▶ Short exercise
Copy each line where the word "bagside" occurs.

▶ Items

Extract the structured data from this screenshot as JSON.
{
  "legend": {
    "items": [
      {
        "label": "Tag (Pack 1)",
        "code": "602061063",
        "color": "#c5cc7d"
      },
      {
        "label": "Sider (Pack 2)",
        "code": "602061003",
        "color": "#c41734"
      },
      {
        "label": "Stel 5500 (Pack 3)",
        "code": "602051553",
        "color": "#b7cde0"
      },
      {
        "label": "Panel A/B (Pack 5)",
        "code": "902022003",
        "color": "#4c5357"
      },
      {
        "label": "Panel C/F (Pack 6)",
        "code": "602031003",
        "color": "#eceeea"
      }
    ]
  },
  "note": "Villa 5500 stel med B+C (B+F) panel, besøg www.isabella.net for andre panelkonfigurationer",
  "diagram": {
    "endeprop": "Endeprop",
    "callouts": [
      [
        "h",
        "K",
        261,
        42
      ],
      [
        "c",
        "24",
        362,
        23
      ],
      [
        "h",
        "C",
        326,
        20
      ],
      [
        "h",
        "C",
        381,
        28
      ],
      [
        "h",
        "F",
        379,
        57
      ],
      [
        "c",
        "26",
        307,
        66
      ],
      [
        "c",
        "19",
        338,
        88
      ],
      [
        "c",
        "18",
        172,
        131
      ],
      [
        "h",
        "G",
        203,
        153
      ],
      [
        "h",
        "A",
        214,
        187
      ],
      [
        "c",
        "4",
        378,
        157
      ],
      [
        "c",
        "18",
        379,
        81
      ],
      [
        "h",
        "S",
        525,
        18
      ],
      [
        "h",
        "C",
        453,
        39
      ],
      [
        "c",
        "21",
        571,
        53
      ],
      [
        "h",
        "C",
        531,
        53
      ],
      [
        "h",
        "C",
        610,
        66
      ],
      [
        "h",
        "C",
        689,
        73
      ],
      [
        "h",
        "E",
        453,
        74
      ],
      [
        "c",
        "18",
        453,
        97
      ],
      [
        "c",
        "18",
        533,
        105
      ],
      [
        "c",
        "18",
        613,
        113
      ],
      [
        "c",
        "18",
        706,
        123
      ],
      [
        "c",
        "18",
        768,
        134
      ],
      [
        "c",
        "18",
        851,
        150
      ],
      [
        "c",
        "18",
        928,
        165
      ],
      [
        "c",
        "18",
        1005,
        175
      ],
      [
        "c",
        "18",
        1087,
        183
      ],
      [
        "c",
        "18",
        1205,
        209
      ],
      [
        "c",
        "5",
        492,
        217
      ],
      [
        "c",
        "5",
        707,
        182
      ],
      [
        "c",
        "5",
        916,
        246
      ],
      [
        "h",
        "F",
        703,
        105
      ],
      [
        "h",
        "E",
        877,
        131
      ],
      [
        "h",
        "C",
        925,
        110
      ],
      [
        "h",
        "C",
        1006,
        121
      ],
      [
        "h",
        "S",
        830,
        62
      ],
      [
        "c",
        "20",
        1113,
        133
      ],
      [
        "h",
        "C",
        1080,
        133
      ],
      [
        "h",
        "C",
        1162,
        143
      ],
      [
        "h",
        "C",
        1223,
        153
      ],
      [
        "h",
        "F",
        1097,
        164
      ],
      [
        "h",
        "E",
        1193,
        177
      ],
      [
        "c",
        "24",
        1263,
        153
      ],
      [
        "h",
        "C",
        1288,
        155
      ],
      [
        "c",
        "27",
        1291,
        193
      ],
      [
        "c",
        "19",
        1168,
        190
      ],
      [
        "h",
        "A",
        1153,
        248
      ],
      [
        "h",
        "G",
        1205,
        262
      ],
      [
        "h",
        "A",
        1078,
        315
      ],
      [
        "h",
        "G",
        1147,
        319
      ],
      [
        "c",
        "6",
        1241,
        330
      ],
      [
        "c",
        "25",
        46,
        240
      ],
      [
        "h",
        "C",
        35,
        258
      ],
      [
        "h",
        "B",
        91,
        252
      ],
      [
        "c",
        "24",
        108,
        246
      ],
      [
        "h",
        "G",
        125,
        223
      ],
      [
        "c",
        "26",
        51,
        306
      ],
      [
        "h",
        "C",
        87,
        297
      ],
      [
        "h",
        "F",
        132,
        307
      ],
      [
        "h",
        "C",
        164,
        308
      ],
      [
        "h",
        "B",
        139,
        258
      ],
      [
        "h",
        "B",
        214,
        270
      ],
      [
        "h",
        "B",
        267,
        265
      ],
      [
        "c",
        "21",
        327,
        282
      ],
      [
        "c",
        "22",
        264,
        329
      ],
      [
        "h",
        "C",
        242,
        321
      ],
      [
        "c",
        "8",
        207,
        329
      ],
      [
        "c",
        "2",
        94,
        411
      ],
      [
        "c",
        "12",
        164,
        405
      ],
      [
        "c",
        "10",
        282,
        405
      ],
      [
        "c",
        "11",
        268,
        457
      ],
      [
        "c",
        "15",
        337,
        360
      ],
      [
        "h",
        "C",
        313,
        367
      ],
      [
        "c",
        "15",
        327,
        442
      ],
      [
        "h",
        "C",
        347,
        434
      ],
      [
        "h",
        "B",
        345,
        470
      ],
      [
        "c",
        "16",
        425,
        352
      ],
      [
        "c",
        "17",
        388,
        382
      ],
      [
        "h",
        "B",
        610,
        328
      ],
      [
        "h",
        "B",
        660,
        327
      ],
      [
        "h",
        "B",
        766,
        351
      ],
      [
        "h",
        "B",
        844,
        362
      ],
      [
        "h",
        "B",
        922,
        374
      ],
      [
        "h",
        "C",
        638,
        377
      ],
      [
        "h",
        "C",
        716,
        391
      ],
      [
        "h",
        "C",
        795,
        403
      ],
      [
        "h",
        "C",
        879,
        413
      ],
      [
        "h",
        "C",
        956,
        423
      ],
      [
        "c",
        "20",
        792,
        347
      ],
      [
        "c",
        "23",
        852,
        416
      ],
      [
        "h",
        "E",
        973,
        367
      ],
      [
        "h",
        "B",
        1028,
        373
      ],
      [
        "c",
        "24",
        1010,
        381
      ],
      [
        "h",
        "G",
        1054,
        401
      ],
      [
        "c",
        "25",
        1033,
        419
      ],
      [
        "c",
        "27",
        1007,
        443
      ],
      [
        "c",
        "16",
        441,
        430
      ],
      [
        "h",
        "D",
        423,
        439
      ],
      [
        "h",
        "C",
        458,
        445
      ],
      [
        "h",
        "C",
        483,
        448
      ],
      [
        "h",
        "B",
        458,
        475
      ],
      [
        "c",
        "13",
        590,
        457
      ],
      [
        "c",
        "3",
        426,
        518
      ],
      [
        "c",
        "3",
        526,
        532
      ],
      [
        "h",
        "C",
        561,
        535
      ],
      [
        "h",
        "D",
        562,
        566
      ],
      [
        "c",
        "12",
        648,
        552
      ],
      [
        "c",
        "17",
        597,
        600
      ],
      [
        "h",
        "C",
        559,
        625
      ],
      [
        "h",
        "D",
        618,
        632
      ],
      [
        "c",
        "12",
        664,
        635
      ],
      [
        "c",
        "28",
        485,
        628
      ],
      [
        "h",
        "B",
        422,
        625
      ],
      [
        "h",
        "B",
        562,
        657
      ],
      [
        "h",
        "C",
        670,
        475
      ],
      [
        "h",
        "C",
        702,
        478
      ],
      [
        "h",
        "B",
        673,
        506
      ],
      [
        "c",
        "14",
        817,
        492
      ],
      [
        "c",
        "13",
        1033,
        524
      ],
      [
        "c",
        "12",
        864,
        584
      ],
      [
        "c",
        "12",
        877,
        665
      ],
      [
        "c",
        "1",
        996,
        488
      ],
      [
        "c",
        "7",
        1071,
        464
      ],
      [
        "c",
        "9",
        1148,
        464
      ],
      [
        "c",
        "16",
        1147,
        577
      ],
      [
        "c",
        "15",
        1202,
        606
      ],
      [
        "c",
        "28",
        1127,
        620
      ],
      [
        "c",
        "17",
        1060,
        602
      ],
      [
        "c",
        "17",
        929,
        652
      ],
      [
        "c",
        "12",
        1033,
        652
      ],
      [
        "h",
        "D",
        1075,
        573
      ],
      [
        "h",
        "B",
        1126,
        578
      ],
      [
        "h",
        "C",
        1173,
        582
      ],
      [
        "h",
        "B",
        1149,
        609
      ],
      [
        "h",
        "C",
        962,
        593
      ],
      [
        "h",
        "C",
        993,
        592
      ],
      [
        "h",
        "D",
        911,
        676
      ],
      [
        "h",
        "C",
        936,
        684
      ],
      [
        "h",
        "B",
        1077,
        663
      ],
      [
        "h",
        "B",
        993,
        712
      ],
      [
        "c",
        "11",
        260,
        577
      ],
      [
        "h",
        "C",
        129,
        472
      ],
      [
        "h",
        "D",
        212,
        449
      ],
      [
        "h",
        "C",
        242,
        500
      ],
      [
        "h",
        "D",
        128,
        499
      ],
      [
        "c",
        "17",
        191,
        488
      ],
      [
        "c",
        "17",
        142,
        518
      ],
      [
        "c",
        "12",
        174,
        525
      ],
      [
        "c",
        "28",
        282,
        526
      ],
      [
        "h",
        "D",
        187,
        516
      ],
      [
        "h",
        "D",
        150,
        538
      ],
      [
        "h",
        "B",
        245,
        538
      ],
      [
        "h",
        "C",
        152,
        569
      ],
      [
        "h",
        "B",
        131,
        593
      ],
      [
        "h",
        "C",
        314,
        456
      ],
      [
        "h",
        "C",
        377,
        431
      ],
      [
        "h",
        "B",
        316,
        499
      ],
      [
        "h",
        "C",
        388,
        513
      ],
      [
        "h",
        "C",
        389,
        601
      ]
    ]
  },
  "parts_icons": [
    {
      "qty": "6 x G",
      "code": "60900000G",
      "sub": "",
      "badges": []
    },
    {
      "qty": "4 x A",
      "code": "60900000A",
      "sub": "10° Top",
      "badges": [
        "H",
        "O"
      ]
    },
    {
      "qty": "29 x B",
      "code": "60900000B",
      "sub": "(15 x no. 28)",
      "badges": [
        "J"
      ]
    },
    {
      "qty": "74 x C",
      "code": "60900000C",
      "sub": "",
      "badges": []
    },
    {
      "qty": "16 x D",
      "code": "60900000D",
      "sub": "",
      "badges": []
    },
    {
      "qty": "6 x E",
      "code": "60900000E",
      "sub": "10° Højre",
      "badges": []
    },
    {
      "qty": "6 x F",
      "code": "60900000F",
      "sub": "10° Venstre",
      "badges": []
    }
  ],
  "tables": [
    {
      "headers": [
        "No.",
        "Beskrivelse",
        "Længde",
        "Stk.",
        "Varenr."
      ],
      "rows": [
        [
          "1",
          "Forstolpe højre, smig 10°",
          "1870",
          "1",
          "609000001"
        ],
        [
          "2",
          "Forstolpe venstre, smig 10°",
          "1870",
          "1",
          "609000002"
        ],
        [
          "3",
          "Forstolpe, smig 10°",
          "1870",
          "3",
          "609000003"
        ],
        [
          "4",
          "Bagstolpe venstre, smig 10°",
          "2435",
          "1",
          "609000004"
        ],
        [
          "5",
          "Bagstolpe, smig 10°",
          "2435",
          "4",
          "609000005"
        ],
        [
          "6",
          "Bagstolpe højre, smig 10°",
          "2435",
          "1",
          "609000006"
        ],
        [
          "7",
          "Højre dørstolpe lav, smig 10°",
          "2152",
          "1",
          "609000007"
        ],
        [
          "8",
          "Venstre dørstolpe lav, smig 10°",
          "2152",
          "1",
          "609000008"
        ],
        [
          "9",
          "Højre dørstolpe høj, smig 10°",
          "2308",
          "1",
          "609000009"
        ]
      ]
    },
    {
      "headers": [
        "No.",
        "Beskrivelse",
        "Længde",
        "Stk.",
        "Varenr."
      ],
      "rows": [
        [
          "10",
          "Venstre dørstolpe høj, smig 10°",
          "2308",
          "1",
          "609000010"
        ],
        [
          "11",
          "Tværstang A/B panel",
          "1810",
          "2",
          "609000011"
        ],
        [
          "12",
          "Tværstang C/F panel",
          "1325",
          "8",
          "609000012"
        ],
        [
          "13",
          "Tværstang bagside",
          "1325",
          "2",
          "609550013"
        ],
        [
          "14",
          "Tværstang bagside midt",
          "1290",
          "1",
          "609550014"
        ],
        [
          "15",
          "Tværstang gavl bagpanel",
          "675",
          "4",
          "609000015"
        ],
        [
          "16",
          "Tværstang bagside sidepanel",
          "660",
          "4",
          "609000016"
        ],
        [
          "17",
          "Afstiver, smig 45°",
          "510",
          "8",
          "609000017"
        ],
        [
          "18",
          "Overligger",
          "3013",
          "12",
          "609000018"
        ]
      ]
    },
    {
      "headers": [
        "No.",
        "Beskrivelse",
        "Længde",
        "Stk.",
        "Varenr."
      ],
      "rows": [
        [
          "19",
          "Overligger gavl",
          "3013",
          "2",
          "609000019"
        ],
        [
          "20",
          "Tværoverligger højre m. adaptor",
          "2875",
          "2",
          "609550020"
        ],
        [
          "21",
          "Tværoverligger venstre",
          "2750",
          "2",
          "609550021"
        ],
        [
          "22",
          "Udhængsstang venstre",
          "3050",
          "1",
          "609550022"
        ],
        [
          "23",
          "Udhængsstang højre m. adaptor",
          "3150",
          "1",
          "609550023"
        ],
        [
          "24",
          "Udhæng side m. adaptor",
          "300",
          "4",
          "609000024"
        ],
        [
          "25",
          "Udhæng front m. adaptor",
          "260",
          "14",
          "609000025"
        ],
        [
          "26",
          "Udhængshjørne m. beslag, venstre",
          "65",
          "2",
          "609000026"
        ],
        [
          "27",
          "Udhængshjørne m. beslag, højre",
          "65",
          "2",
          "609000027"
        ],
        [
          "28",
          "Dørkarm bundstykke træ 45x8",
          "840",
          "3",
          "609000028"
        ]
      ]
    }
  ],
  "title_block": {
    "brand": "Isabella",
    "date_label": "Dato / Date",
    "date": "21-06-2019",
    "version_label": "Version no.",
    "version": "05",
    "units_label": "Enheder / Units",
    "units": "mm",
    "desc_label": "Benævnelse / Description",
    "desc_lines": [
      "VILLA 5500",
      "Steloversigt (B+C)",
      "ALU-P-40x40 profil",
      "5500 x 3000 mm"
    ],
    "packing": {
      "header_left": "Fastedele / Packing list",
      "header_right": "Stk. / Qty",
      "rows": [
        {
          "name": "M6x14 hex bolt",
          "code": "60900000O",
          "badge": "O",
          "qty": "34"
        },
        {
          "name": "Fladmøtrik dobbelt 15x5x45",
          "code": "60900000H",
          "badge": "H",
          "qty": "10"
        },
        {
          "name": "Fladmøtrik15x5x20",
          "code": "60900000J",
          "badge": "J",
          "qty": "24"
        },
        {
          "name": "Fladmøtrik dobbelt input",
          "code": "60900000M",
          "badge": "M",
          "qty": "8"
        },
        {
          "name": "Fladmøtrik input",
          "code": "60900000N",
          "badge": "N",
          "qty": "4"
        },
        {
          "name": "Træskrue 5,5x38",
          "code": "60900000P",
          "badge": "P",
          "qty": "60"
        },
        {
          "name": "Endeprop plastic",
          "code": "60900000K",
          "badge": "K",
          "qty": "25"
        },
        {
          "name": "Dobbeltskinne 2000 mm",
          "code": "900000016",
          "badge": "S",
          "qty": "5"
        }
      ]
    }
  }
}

▶ Written response
          "Tværstang bagside",
          "Tværstang bagside midt",
          "Tværstang bagside sidepanel",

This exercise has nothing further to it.